Problem details:
Find the string "tête" in the data, then copy every line where it is found.

Given information:

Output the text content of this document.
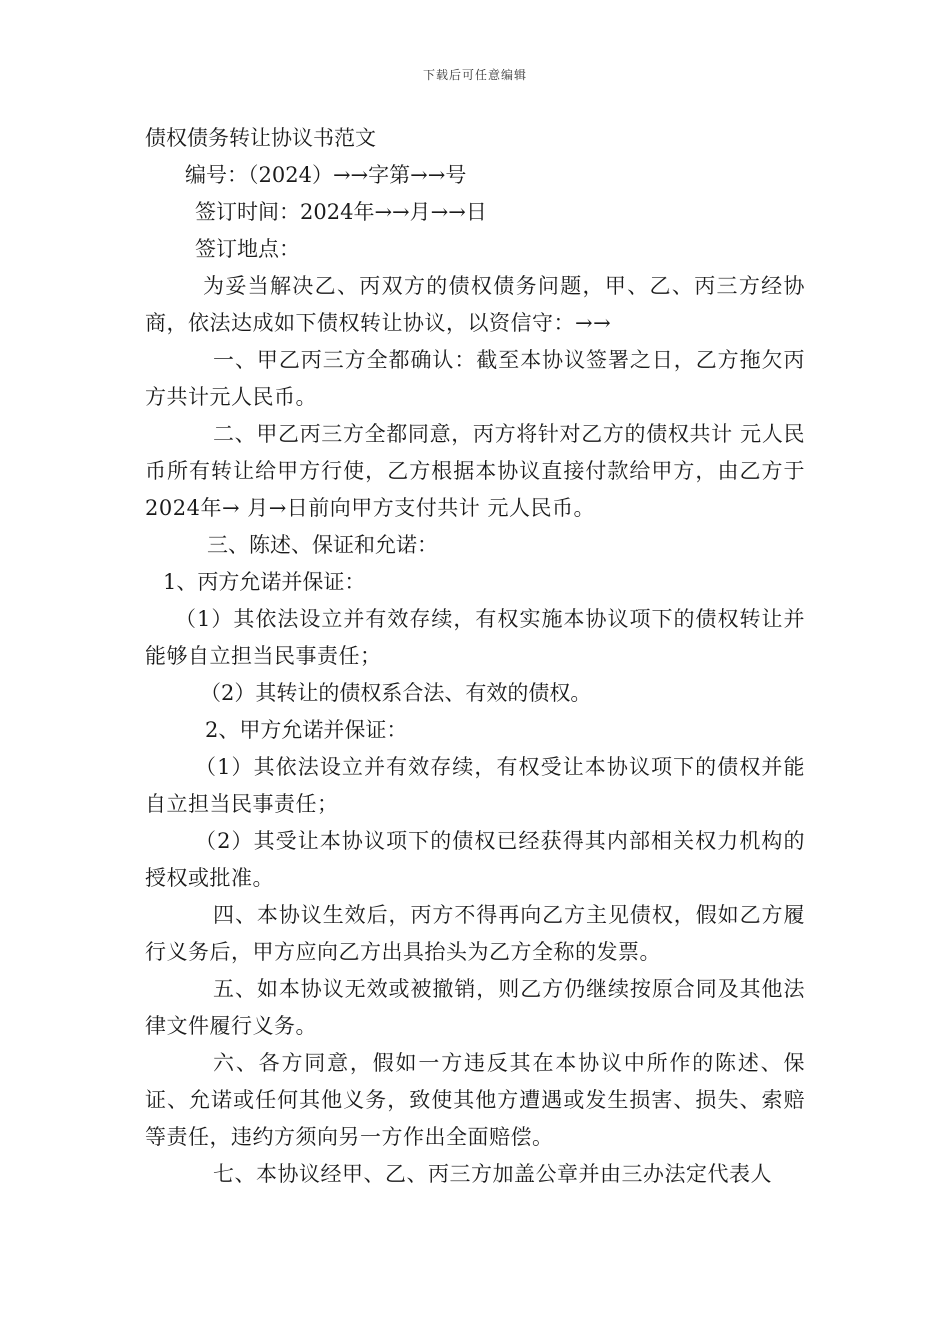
下载后可任意编辑
债权债务转让协议书范文
编号：（2024）→→字第→→号
签订时间：2024年→→月→→日
签订地点：
为妥当解决乙、丙双方的债权债务问题，甲、乙、丙三方经协商，依法达成如下债权转让协议，以资信守：→→
一、甲乙丙三方全都确认：截至本协议签署之日，乙方拖欠丙方共计元人民币。
二、甲乙丙三方全都同意，丙方将针对乙方的债权共计 元人民币所有转让给甲方行使，乙方根据本协议直接付款给甲方，由乙方于2024年→ 月→日前向甲方支付共计 元人民币。
三、陈述、保证和允诺：
1、丙方允诺并保证：
（1）其依法设立并有效存续，有权实施本协议项下的债权转让并能够自立担当民事责任；
（2）其转让的债权系合法、有效的债权。
2、甲方允诺并保证：
（1）其依法设立并有效存续，有权受让本协议项下的债权并能自立担当民事责任；
（2）其受让本协议项下的债权已经获得其内部相关权力机构的授权或批准。
四、本协议生效后，丙方不得再向乙方主见债权，假如乙方履行义务后，甲方应向乙方出具抬头为乙方全称的发票。
五、如本协议无效或被撤销，则乙方仍继续按原合同及其他法律文件履行义务。
六、各方同意，假如一方违反其在本协议中所作的陈述、保证、允诺或任何其他义务，致使其他方遭遇或发生损害、损失、索赔等责任，违约方须向另一方作出全面赔偿。
七、本协议经甲、乙、丙三方加盖公章并由三办法定代表人
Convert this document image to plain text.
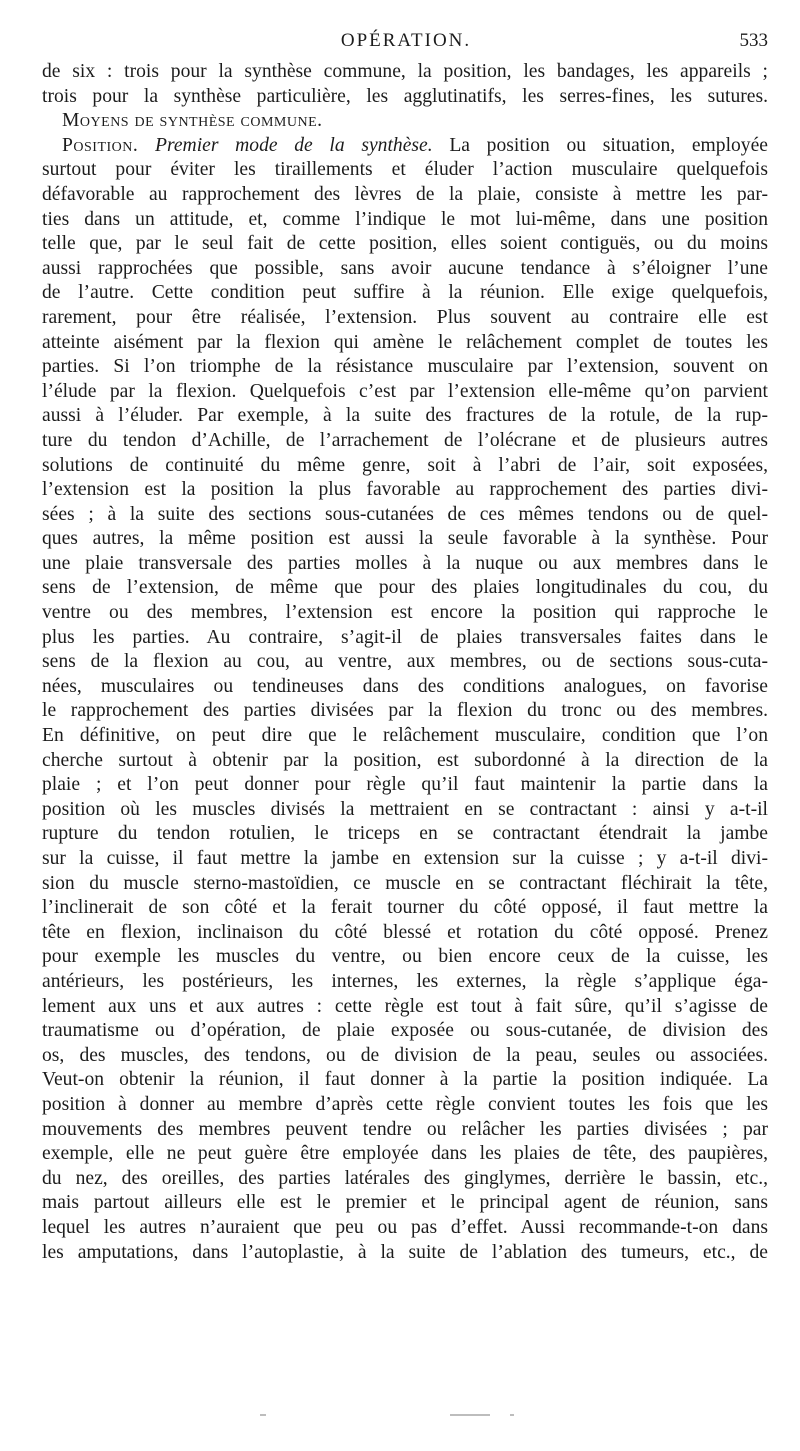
OPÉRATION.	533
de six : trois pour la synthèse commune, la position, les bandages, les appareils ;
trois pour la synthèse particulière, les agglutinatifs, les serres-fines, les sutures.
Moyens de synthèse commune.
Position. Premier mode de la synthèse. La position ou situation, employée
surtout pour éviter les tiraillements et éluder l’action musculaire quelquefois
défavorable au rapprochement des lèvres de la plaie, consiste à mettre les par-
ties dans un attitude, et, comme l’indique le mot lui-même, dans une position
telle que, par le seul fait de cette position, elles soient contiguës, ou du moins
aussi rapprochées que possible, sans avoir aucune tendance à s’éloigner l’une
de l’autre. Cette condition peut suffire à la réunion. Elle exige quelquefois,
rarement, pour être réalisée, l’extension. Plus souvent au contraire elle est
atteinte aisément par la flexion qui amène le relâchement complet de toutes les
parties. Si l’on triomphe de la résistance musculaire par l’extension, souvent on
l’élude par la flexion. Quelquefois c’est par l’extension elle-même qu’on parvient
aussi à l’éluder. Par exemple, à la suite des fractures de la rotule, de la rup-
ture du tendon d’Achille, de l’arrachement de l’olécrane et de plusieurs autres
solutions de continuité du même genre, soit à l’abri de l’air, soit exposées,
l’extension est la position la plus favorable au rapprochement des parties divi-
sées ; à la suite des sections sous-cutanées de ces mêmes tendons ou de quel-
ques autres, la même position est aussi la seule favorable à la synthèse. Pour
une plaie transversale des parties molles à la nuque ou aux membres dans le
sens de l’extension, de même que pour des plaies longitudinales du cou, du
ventre ou des membres, l’extension est encore la position qui rapproche le
plus les parties. Au contraire, s’agit-il de plaies transversales faites dans le
sens de la flexion au cou, au ventre, aux membres, ou de sections sous-cuta-
nées, musculaires ou tendineuses dans des conditions analogues, on favorise
le rapprochement des parties divisées par la flexion du tronc ou des membres.
En définitive, on peut dire que le relâchement musculaire, condition que l’on
cherche surtout à obtenir par la position, est subordonné à la direction de la
plaie ; et l’on peut donner pour règle qu’il faut maintenir la partie dans la
position où les muscles divisés la mettraient en se contractant : ainsi y a-t-il
rupture du tendon rotulien, le triceps en se contractant étendrait la jambe
sur la cuisse, il faut mettre la jambe en extension sur la cuisse ; y a-t-il divi-
sion du muscle sterno-mastoïdien, ce muscle en se contractant fléchirait la tête,
l’inclinerait de son côté et la ferait tourner du côté opposé, il faut mettre la
tête en flexion, inclinaison du côté blessé et rotation du côté opposé. Prenez
pour exemple les muscles du ventre, ou bien encore ceux de la cuisse, les
antérieurs, les postérieurs, les internes, les externes, la règle s’applique éga-
lement aux uns et aux autres : cette règle est tout à fait sûre, qu’il s’agisse de
traumatisme ou d’opération, de plaie exposée ou sous-cutanée, de division des
os, des muscles, des tendons, ou de division de la peau, seules ou associées.
Veut-on obtenir la réunion, il faut donner à la partie la position indiquée. La
position à donner au membre d’après cette règle convient toutes les fois que les
mouvements des membres peuvent tendre ou relâcher les parties divisées ; par
exemple, elle ne peut guère être employée dans les plaies de tête, des paupières,
du nez, des oreilles, des parties latérales des ginglymes, derrière le bassin, etc.,
mais partout ailleurs elle est le premier et le principal agent de réunion, sans
lequel les autres n’auraient que peu ou pas d’effet. Aussi recommande-t-on dans
les amputations, dans l’autoplastie, à la suite de l’ablation des tumeurs, etc., de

Answer for the task:
sion du muscle sterno-mastoïdien, ce muscle en se contractant fléchirait la tête,
tête en flexion, inclinaison du côté blessé et rotation du côté opposé. Prenez
exemple, elle ne peut guère être employée dans les plaies de tête, des paupières,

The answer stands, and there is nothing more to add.